··· Data shown
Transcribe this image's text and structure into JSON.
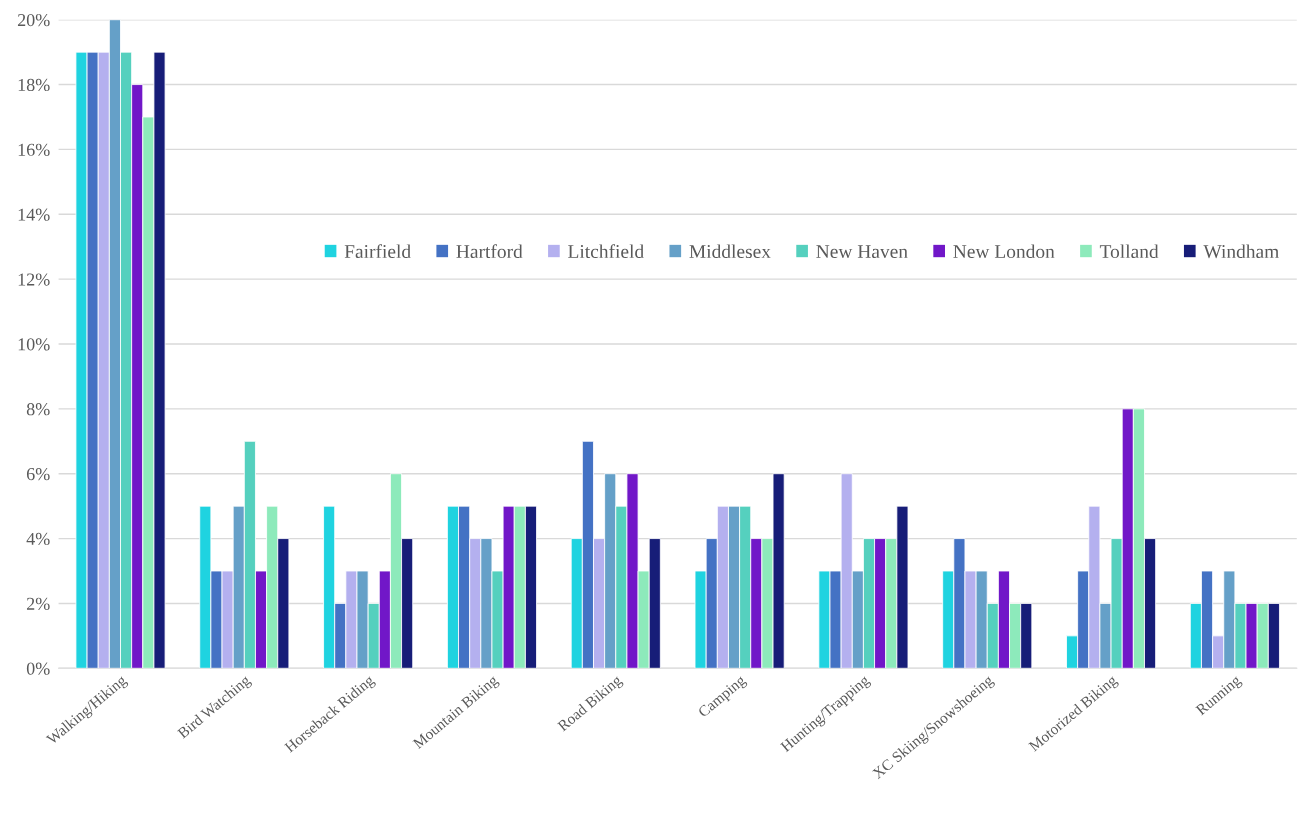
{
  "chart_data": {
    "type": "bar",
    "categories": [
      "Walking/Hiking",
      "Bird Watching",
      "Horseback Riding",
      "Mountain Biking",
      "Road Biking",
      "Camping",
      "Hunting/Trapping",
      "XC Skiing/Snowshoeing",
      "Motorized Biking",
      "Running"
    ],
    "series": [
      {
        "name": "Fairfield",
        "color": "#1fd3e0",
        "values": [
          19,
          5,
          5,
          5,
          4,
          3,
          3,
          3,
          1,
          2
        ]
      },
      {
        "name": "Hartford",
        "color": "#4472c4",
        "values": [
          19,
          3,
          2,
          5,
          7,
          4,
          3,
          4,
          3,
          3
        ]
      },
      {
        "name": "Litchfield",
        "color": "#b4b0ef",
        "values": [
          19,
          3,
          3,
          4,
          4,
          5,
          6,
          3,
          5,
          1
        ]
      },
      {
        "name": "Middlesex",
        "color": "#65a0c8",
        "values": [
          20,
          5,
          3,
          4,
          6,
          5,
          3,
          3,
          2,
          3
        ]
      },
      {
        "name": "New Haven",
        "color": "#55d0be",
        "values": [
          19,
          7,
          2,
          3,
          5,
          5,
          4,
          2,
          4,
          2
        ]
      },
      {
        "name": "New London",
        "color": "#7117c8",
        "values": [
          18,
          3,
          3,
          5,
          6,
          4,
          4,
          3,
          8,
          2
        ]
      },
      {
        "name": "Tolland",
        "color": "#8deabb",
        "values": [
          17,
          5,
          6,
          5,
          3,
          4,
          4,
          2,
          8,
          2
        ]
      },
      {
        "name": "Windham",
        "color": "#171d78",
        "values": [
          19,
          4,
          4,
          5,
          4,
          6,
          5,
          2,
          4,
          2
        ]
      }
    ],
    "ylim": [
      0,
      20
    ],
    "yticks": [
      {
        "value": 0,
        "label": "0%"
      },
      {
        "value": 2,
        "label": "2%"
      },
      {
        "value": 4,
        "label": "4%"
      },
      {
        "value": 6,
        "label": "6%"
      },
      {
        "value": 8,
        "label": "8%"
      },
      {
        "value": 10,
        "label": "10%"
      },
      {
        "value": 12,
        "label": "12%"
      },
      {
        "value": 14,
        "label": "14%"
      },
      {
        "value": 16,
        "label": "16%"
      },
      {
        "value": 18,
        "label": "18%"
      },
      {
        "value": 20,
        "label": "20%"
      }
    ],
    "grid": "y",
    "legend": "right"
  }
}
······
Problem description:
Within the data above, pick out all lines holding the word "color".

Task output:
        "color": "#1fd3e0",
        "color": "#4472c4",
        "color": "#b4b0ef",
        "color": "#65a0c8",
        "color": "#55d0be",
        "color": "#7117c8",
        "color": "#8deabb",
        "color": "#171d78",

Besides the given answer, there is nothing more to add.